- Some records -
-- Start --

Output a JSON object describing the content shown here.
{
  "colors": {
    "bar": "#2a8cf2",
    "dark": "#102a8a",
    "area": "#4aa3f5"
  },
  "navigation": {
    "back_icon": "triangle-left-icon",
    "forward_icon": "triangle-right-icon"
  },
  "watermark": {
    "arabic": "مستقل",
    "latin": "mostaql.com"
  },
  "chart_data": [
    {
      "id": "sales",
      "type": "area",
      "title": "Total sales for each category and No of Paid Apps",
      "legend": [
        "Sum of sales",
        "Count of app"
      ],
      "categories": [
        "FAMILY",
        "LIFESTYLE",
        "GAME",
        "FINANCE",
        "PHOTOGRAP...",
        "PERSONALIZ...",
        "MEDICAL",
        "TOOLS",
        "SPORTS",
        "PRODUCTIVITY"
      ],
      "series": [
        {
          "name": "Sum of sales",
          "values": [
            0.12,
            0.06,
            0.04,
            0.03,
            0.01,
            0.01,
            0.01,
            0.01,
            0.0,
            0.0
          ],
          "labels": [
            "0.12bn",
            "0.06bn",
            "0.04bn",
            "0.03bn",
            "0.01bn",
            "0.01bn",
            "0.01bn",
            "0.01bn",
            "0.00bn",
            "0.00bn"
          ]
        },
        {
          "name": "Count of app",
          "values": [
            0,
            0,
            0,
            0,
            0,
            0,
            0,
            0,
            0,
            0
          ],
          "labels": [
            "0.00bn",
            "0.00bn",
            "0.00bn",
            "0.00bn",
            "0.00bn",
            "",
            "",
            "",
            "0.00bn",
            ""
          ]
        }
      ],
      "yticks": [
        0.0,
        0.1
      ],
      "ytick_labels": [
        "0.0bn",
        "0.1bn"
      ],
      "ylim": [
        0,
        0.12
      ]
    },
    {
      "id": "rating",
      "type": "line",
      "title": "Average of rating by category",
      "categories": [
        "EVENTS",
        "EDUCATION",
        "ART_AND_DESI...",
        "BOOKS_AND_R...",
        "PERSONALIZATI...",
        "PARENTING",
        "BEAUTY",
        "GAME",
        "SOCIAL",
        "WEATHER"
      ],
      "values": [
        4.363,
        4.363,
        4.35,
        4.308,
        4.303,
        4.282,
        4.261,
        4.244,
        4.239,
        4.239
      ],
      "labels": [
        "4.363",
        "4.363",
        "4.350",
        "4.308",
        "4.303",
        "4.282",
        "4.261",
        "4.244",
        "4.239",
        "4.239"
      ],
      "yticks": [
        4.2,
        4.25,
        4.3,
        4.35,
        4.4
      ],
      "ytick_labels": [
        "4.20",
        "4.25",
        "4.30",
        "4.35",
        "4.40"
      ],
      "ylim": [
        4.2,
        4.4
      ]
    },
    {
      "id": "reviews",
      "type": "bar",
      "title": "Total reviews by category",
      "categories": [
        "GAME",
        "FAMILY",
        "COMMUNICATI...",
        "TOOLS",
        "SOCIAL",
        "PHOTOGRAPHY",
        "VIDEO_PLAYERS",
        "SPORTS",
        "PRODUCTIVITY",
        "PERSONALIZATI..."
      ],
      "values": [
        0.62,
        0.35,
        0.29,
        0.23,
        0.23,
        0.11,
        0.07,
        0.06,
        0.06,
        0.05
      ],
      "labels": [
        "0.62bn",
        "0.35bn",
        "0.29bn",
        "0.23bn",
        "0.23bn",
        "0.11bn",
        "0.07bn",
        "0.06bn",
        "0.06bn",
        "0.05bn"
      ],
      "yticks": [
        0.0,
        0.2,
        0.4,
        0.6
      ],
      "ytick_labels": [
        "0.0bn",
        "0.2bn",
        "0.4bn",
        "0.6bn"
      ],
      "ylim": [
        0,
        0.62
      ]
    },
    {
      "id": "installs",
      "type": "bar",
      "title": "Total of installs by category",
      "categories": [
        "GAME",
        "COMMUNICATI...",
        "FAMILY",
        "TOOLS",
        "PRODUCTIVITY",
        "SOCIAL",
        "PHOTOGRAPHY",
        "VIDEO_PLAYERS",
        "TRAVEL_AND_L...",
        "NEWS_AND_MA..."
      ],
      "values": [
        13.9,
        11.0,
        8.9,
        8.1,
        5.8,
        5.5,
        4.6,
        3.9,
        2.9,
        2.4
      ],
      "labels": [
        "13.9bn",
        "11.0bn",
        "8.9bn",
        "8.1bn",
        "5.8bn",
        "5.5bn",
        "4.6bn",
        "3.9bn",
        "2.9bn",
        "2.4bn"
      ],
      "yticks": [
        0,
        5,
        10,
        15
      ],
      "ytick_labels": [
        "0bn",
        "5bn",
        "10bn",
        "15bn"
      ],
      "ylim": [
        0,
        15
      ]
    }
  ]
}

-- End --
-- Start --

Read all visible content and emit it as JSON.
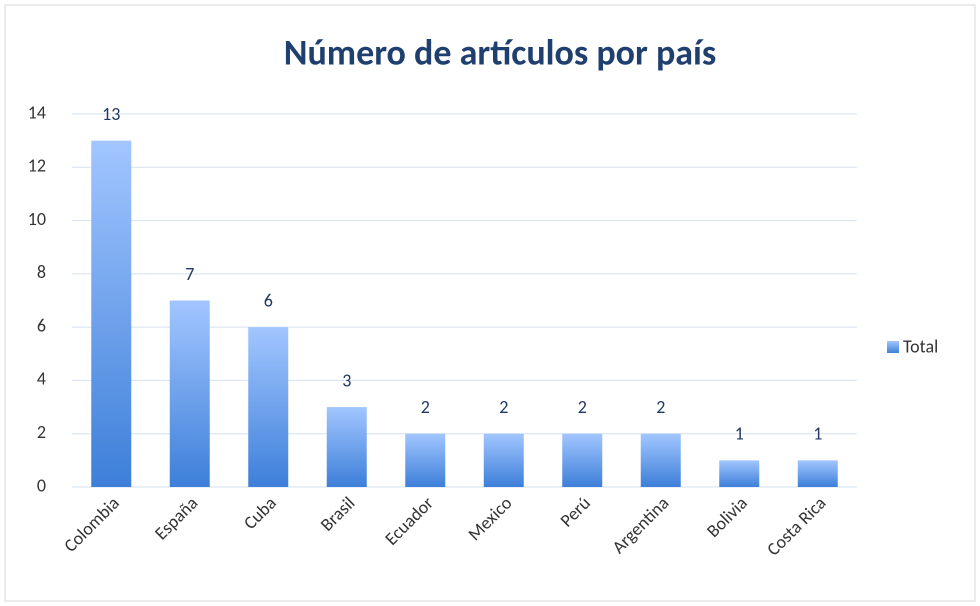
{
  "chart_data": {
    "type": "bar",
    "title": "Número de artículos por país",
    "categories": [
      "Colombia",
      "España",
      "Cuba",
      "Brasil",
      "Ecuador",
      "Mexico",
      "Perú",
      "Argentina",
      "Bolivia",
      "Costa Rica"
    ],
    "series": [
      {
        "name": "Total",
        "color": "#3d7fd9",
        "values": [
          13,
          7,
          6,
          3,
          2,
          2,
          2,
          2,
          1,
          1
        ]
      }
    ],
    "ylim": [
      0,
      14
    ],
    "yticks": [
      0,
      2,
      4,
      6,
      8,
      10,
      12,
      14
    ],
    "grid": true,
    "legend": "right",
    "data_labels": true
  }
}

-- End --
-- Start --

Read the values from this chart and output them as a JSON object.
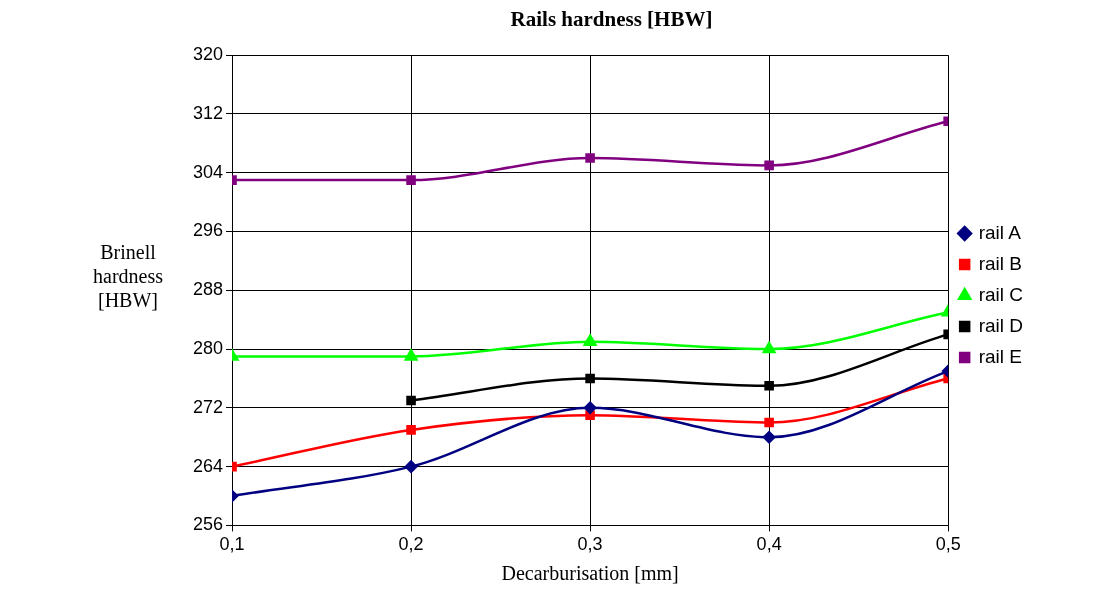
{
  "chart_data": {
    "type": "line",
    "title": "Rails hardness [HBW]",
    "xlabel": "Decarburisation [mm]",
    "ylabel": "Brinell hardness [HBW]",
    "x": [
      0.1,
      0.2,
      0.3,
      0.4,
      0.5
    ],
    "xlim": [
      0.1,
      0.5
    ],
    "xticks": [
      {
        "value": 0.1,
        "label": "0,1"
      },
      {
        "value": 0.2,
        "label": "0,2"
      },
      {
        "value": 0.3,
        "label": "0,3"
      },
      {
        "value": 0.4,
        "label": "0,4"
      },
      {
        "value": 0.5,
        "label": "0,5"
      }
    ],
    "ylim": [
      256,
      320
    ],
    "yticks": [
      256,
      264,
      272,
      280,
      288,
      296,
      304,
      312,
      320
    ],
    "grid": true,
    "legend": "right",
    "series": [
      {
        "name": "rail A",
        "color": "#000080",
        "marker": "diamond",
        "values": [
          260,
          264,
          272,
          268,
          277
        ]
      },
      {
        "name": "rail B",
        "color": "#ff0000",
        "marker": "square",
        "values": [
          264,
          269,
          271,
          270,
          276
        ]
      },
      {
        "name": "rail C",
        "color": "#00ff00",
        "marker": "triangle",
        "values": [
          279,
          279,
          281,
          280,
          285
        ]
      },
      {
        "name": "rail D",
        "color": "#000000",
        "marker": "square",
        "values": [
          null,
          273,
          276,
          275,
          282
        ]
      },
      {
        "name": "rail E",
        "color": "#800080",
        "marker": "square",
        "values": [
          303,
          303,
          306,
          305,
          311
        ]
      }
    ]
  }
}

-- End --

- Set problem -
Find each line holding "rating". Copy it out.

- Exercise output -
      "id": "rating",
      "title": "Average of rating by category",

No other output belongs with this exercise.